Scan the records for the string "footwell"; copy each line where it occurs.
BEGIN Data supplied
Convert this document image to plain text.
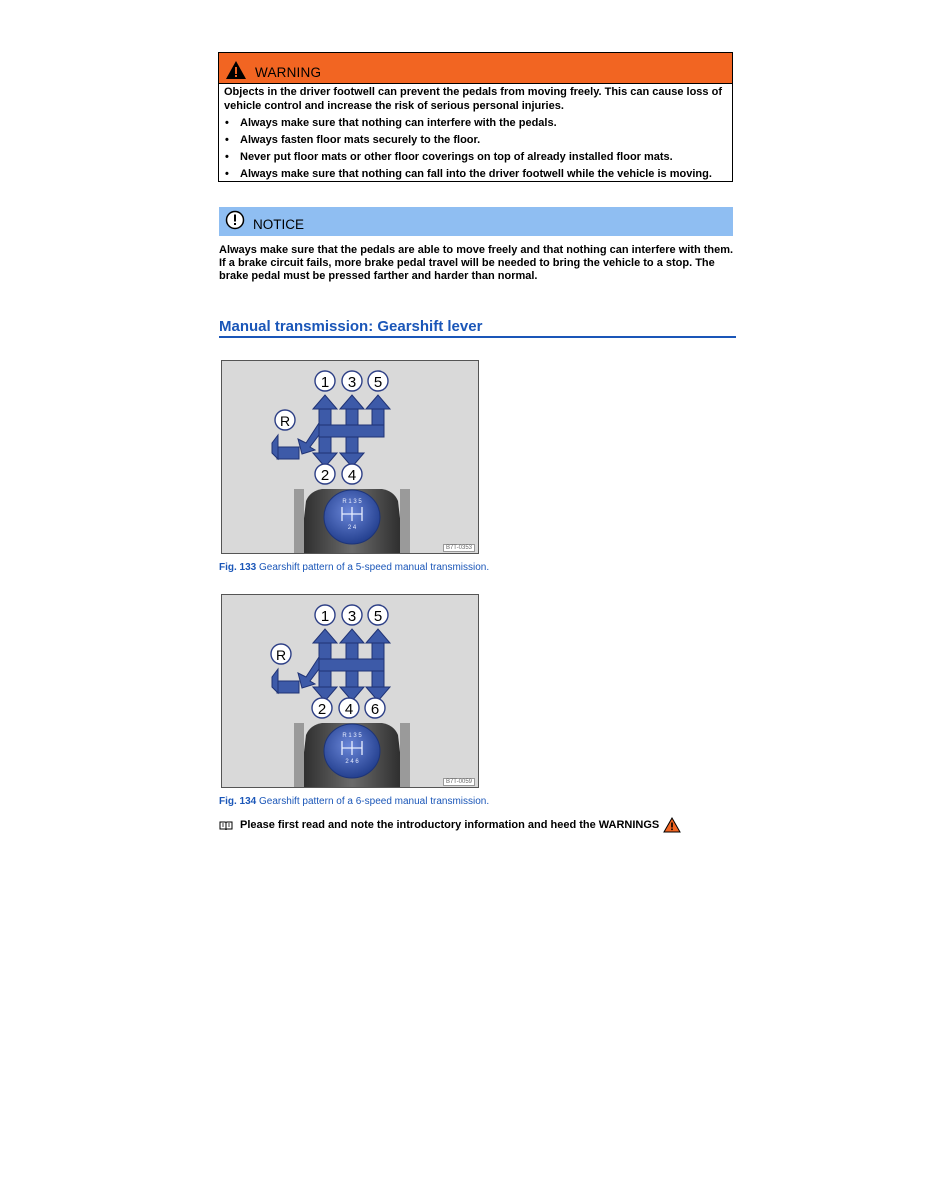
WARNING

Objects in the driver footwell can prevent the pedals from moving freely. This can cause loss of vehicle control and increase the risk of serious personal injuries.

• Always make sure that nothing can interfere with the pedals.
• Always fasten floor mats securely to the floor.
• Never put floor mats or other floor coverings on top of already installed floor mats.
• Always make sure that nothing can fall into the driver footwell while the vehicle is moving.
NOTICE

Always make sure that the pedals are able to move freely and that nothing can interfere with them. If a brake circuit fails, more brake pedal travel will be needed to bring the vehicle to a stop. The brake pedal must be pressed farther and harder than normal.

Manual transmission: Gearshift lever
R 1 3 5
2 4
1 3 5
R
2 4
B7T-0353

Fig. 133 Gearshift pattern of a 5-speed manual transmission.

R 1 3 5
2 4 6
1 3 5
R
2 4 6
B7T-0059

Fig. 134 Gearshift pattern of a 6-speed manual transmission.

Please first read and note the introductory information and heed the WARNINGS
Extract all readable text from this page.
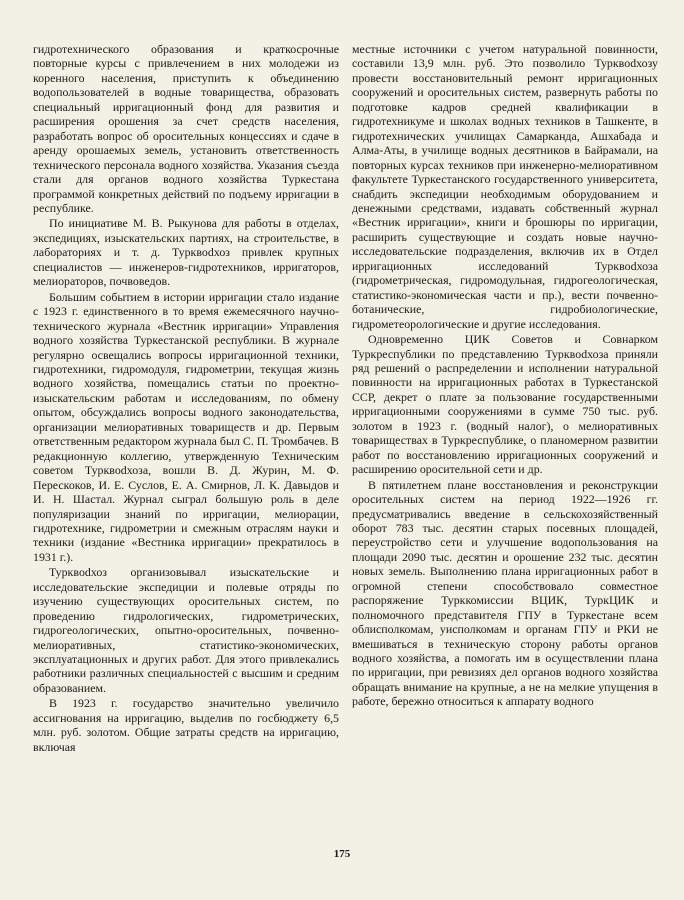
гидротехнического образования и краткосрочные повторные курсы с привлечением в них молодежи из коренного населения, приступить к объединению водопользователей в водные товарищества, образовать специальный ирригационный фонд для развития и расширения орошения за счет средств населения, разработать вопрос об оросительных концессиях и сдаче в аренду орошаемых земель, установить ответственность технического персонала водного хозяйства. Указания съезда стали для органов водного хозяйства Туркестана программой конкретных действий по подъему ирригации в республике.

По инициативе М. В. Рыкунова для работы в отделах, экспедициях, изыскательских партиях, на строительстве, в лабораториях и т. д. Турквodхоз привлек крупных специалистов — инженеров-гидротехников, ирригаторов, мелиораторов, почвоведов.

Большим событием в истории ирригации стало издание с 1923 г. единственного в то время ежемесячного научно-технического журнала «Вестник ирригации» Управления водного хозяйства Туркестанской республики. В журнале регулярно освещались вопросы ирригационной техники, гидротехники, гидромодуля, гидрометрии, текущая жизнь водного хозяйства, помещались статьи по проектно-изыскательским работам и исследованиям, по обмену опытом, обсуждались вопросы водного законодательства, организации мелиоративных товариществ и др. Первым ответственным редактором журнала был С. П. Тромбачев. В редакционную коллегию, утвержденную Техническим советом Турквodхоза, вошли В. Д. Журин, М. Ф. Перескоков, И. Е. Суслов, Е. А. Смирнов, Л. К. Давыдов и И. Н. Шастал. Журнал сыграл большую роль в деле популяризации знаний по ирригации, мелиорации, гидротехнике, гидрометрии и смежным отраслям науки и техники (издание «Вестника ирригации» прекратилось в 1931 г.).

Турквodхоз организовывал изыскательские и исследовательские экспедиции и полевые отряды по изучению существующих оросительных систем, по проведению гидрологических, гидрометрических, гидрогеологических, опытно-оросительных, почвенно-мелиоративных, статистико-экономических, эксплуатационных и других работ. Для этого привлекались работники различных специальностей с высшим и средним образованием.

В 1923 г. государство значительно увеличило ассигнования на ирригацию, выделив по госбюджету 6,5 млн. руб. золотом. Общие затраты средств на ирригацию, включая

местные источники с учетом натуральной повинности, составили 13,9 млн. руб. Это позволило Турквodхозу провести восстановительный ремонт ирригационных сооружений и оросительных систем, развернуть работы по подготовке кадров средней квалификации в гидротехникуме и школах водных техников в Ташкенте, в гидротехнических училищах Самарканда, Ашхабада и Алма-Аты, в училище водных десятников в Байрамали, на повторных курсах техников при инженерно-мелиоративном факультете Туркестанского государственного университета, снабдить экспедиции необходимым оборудованием и денежными средствами, издавать собственный журнал «Вестник ирригации», книги и брошюры по ирригации, расширить существующие и создать новые научно-исследовательские подразделения, включив их в Отдел ирригационных исследований Турквodхоза (гидрометрическая, гидромодульная, гидрогеологическая, статистико-экономическая части и пр.), вести почвенно-ботанические, гидробиологические, гидрометеорологические и другие исследования.

Одновременно ЦИК Советов и Совнарком Туркреспублики по представлению Турквodхоза приняли ряд решений о распределении и исполнении натуральной повинности на ирригационных работах в Туркестанской ССР, декрет о плате за пользование государственными ирригационными сооружениями в сумме 750 тыс. руб. золотом в 1923 г. (водный налог), о мелиоративных товариществах в Туркреспублике, о планомерном развитии работ по восстановлению ирригационных сооружений и расширению оросительной сети и др.

В пятилетнем плане восстановления и реконструкции оросительных систем на период 1922—1926 гг. предусматривались введение в сельскохозяйственный оборот 783 тыс. десятин старых посевных площадей, переустройство сети и улучшение водопользования на площади 2090 тыс. десятин и орошение 232 тыс. десятин новых земель. Выполнению плана ирригационных работ в огромной степени способствовало совместное распоряжение Турккомиссии ВЦИК, ТуркЦИК и полномочного представителя ГПУ в Туркестане всем облисполкомам, уисполкомам и органам ГПУ и РКИ не вмешиваться в техническую сторону работы органов водного хозяйства, а помогать им в осуществлении плана по ирригации, при ревизиях дел органов водного хозяйства обращать внимание на крупные, а не на мелкие упущения в работе, бережно относиться к аппарату водного

175
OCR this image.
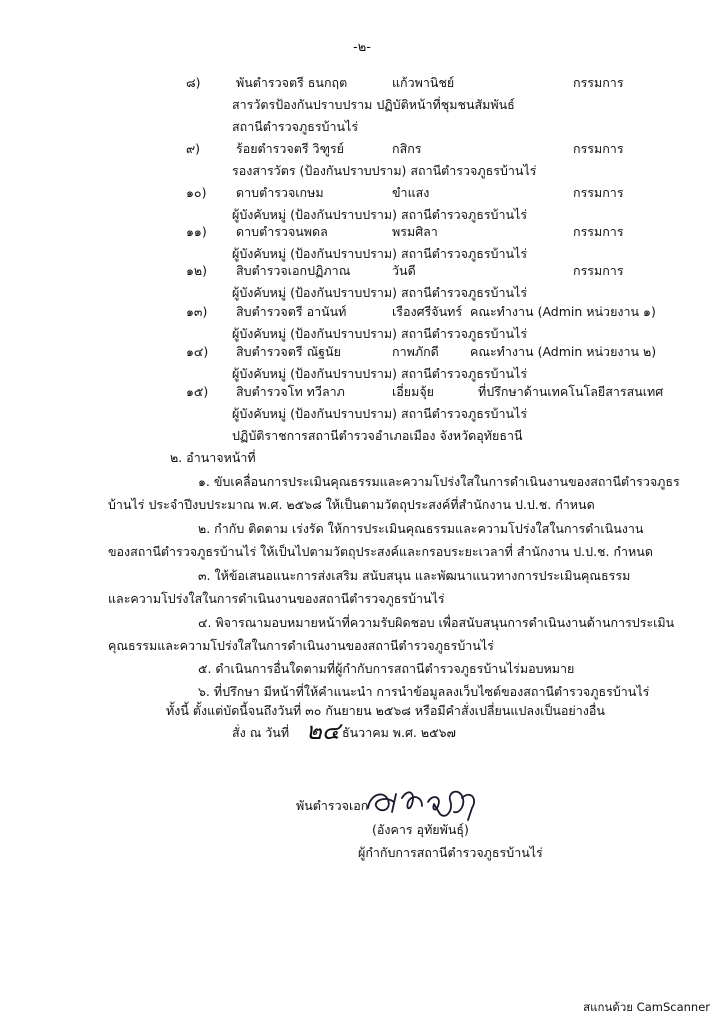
-๒-
๘)	พันตำรวจตรี ธนกฤต	แก้วพานิชย์	กรรมการ
สารวัตรป้องกันปราบปราม ปฏิบัติหน้าที่ชุมชนสัมพันธ์
สถานีตำรวจภูธรบ้านไร่
๙)	ร้อยตำรวจตรี วิฑูรย์	กสิกร	กรรมการ
รองสารวัตร (ป้องกันปราบปราม) สถานีตำรวจภูธรบ้านไร่
๑๐) ดาบตำรวจเกษม	ขำแสง	กรรมการ
ผู้บังคับหมู่ (ป้องกันปราบปราม) สถานีตำรวจภูธรบ้านไร่
๑๑) ดาบตำรวจนพดล	พรมศิลา	กรรมการ
ผู้บังคับหมู่ (ป้องกันปราบปราม) สถานีตำรวจภูธรบ้านไร่
๑๒) สิบตำรวจเอกปฏิภาณ	วันดี	กรรมการ
ผู้บังคับหมู่ (ป้องกันปราบปราม) สถานีตำรวจภูธรบ้านไร่
๑๓) สิบตำรวจตรี อานันท์	เรืองศรีจันทร์ คณะทำงาน (Admin หน่วยงาน ๑)
ผู้บังคับหมู่ (ป้องกันปราบปราม) สถานีตำรวจภูธรบ้านไร่
๑๔) สิบตำรวจตรี ณัฐนัย	กาพภักดี คณะทำงาน (Admin หน่วยงาน ๒)
ผู้บังคับหมู่ (ป้องกันปราบปราม) สถานีตำรวจภูธรบ้านไร่
๑๕) สิบตำรวจโท ทวีลาภ	เอี่ยมจุ้ย	ที่ปรึกษาด้านเทคโนโลยีสารสนเทศ
ผู้บังคับหมู่ (ป้องกันปราบปราม) สถานีตำรวจภูธรบ้านไร่
ปฏิบัติราชการสถานีตำรวจอำเภอเมือง จังหวัดอุทัยธานี
๒. อำนาจหน้าที่
๑. ขับเคลื่อนการประเมินคุณธรรมและความโปร่งใสในการดำเนินงานของสถานีตำรวจภูธร
บ้านไร่ ประจำปีงบประมาณ พ.ศ. ๒๕๖๘ ให้เป็นตามวัตถุประสงค์ที่สำนักงาน ป.ป.ช. กำหนด
๒. กำกับ ติดตาม เร่งรัด ให้การประเมินคุณธรรมและความโปร่งใสในการดำเนินงาน
ของสถานีตำรวจภูธรบ้านไร่ ให้เป็นไปตามวัตถุประสงค์และกรอบระยะเวลาที่ สำนักงาน ป.ป.ช. กำหนด
๓. ให้ข้อเสนอแนะการส่งเสริม สนับสนุน และพัฒนาแนวทางการประเมินคุณธรรม
และความโปร่งใสในการดำเนินงานของสถานีตำรวจภูธรบ้านไร่
๔. พิจารณามอบหมายหน้าที่ความรับผิดชอบ เพื่อสนับสนุนการดำเนินงานด้านการประเมิน
คุณธรรมและความโปร่งใสในการดำเนินงานของสถานีตำรวจภูธรบ้านไร่
๕. ดำเนินการอื่นใดตามที่ผู้กำกับการสถานีตำรวจภูธรบ้านไร่มอบหมาย
๖. ที่ปรึกษา มีหน้าที่ให้คำแนะนำ การนำข้อมูลลงเว็บไซต์ของสถานีตำรวจภูธรบ้านไร่
ทั้งนี้ ตั้งแต่บัดนี้จนถึงวันที่ ๓๐ กันยายน ๒๕๖๘ หรือมีคำสั่งเปลี่ยนแปลงเป็นอย่างอื่น
สั่ง ณ วันที่ ๒๔ ธันวาคม พ.ศ. ๒๕๖๗
พันตำรวจเอก
(อังคาร อุทัยพันธุ์)
ผู้กำกับการสถานีตำรวจภูธรบ้านไร่
สแกนด้วย CamScanner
END Data supplied
→ **Correct output**
Objects in the driver footwell can prevent the pedals from moving freely. This can cause loss of vehicle control and increase the risk of serious personal injuries.
• Always make sure that nothing can fall into the driver footwell while the vehicle is moving.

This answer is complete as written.